PROVIDED ENTRIES:
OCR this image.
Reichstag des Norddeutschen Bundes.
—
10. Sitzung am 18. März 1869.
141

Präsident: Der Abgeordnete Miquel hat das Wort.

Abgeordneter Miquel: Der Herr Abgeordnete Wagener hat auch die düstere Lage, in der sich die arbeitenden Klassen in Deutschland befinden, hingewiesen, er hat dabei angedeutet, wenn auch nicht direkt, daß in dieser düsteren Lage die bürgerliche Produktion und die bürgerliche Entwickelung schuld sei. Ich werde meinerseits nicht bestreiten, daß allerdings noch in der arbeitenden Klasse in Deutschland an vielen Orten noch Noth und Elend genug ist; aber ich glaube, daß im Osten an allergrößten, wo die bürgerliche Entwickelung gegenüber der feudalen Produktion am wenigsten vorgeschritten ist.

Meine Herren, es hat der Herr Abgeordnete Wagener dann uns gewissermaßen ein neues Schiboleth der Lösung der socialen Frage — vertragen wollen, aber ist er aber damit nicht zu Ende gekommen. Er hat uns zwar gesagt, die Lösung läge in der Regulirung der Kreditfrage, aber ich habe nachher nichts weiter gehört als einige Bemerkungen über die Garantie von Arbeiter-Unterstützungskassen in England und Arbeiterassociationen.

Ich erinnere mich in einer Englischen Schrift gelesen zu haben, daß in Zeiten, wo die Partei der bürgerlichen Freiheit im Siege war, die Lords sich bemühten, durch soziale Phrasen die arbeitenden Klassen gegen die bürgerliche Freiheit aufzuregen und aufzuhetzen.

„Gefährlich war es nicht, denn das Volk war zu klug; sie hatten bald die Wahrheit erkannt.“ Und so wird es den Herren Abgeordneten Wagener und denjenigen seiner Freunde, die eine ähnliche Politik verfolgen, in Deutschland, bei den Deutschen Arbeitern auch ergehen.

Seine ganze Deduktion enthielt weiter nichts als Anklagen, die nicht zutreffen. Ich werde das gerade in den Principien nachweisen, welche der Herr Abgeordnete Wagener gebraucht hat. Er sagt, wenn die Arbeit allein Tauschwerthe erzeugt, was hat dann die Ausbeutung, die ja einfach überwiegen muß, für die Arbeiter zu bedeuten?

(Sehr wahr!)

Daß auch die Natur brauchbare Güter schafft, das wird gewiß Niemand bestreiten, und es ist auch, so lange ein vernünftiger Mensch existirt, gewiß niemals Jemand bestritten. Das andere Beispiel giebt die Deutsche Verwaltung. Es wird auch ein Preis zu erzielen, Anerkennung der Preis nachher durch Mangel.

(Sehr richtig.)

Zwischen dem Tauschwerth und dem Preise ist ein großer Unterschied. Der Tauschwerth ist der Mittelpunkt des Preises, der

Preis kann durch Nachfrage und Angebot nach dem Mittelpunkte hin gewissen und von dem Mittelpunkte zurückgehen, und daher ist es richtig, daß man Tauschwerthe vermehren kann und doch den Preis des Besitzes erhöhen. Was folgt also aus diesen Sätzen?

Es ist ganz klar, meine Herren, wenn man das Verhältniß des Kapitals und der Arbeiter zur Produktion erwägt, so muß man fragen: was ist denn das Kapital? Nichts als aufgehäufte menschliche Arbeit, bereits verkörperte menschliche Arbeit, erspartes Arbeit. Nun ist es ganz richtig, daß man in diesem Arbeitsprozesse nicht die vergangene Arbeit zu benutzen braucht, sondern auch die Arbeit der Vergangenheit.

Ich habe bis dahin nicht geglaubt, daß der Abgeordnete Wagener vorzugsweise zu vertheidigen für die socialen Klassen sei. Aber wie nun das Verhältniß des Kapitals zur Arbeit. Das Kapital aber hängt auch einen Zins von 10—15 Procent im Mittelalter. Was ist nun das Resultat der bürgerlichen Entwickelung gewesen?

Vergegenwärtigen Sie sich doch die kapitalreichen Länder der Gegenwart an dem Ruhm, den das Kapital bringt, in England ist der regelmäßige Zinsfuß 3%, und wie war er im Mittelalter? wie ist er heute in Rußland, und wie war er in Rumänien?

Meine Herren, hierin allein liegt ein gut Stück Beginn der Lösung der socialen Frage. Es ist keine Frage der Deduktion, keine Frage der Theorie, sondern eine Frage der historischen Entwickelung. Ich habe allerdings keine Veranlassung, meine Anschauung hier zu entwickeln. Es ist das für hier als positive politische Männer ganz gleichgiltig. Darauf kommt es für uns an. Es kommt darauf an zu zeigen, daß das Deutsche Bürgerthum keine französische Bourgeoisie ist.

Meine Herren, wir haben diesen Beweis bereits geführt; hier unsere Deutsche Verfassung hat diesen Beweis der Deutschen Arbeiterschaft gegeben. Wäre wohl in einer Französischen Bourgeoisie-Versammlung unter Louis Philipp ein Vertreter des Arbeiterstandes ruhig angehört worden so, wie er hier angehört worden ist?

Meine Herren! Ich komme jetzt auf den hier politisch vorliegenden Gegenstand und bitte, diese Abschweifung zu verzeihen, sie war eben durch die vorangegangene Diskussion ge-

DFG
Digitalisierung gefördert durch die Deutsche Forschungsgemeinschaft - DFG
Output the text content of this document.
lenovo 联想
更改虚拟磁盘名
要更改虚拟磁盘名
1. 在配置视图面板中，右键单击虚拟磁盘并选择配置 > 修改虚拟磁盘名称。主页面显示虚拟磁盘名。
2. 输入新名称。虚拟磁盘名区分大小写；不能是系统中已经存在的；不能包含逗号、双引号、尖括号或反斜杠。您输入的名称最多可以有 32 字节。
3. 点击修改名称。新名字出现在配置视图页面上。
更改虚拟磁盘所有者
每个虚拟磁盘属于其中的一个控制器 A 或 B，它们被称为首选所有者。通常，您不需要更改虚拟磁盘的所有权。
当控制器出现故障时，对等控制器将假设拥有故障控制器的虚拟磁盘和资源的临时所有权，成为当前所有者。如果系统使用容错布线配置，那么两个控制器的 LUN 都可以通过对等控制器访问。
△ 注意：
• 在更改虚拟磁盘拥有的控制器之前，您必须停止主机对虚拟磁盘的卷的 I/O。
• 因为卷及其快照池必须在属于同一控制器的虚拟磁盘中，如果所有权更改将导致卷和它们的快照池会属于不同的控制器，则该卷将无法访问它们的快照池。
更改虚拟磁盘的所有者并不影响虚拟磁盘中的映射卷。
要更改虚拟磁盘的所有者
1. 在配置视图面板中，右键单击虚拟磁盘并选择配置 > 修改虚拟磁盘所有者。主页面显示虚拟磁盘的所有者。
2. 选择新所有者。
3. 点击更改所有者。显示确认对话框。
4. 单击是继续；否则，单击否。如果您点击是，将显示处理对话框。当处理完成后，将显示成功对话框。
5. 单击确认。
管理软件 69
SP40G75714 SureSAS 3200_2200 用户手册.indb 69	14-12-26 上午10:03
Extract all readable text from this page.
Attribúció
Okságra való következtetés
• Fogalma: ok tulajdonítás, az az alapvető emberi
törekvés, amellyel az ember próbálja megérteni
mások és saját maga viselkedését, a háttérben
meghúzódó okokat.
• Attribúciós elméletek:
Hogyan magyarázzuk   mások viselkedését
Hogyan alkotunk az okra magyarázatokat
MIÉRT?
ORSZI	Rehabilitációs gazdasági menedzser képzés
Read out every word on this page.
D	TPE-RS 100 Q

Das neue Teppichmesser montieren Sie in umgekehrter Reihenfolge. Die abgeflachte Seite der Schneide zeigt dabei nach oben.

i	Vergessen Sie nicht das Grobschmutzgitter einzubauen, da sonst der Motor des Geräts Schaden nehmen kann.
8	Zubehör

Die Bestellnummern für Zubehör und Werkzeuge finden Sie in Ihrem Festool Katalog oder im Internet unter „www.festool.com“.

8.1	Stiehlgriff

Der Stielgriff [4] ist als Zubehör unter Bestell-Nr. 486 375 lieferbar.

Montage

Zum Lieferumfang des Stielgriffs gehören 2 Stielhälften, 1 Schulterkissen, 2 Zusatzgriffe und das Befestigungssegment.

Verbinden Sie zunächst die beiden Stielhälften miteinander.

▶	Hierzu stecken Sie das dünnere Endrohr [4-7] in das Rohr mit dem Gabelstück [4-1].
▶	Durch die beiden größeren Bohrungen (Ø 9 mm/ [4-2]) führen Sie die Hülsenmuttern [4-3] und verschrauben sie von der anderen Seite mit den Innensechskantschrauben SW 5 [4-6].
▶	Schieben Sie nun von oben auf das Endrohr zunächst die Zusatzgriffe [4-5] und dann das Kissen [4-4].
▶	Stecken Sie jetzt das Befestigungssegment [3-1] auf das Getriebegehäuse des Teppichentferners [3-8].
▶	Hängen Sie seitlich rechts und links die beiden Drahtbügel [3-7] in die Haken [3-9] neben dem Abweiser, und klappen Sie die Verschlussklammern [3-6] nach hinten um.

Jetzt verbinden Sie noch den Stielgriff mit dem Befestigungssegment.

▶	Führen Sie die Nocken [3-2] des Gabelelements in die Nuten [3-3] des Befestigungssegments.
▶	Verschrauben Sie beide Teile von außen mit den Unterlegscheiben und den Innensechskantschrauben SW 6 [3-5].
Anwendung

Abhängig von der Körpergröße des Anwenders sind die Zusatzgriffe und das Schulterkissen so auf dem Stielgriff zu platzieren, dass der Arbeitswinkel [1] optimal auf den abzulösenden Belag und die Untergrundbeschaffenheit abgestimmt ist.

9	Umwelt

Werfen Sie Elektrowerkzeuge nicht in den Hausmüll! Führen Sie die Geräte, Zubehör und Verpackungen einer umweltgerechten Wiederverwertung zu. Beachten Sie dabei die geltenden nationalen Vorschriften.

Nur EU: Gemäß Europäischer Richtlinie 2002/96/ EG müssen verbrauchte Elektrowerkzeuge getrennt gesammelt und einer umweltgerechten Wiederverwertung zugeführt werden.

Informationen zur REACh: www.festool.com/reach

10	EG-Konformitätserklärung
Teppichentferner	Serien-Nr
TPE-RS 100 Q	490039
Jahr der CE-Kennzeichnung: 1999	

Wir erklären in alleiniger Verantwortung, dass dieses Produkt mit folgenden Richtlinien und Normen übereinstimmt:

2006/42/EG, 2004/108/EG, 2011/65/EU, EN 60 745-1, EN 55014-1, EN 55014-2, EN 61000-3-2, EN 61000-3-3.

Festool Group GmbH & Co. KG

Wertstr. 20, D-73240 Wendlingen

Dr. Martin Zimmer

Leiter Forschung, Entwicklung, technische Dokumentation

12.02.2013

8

GIVEN REQUEST: In the records above, how many lines contain the string "在配置视图面板中"? State that number only.

OUTPUT: 2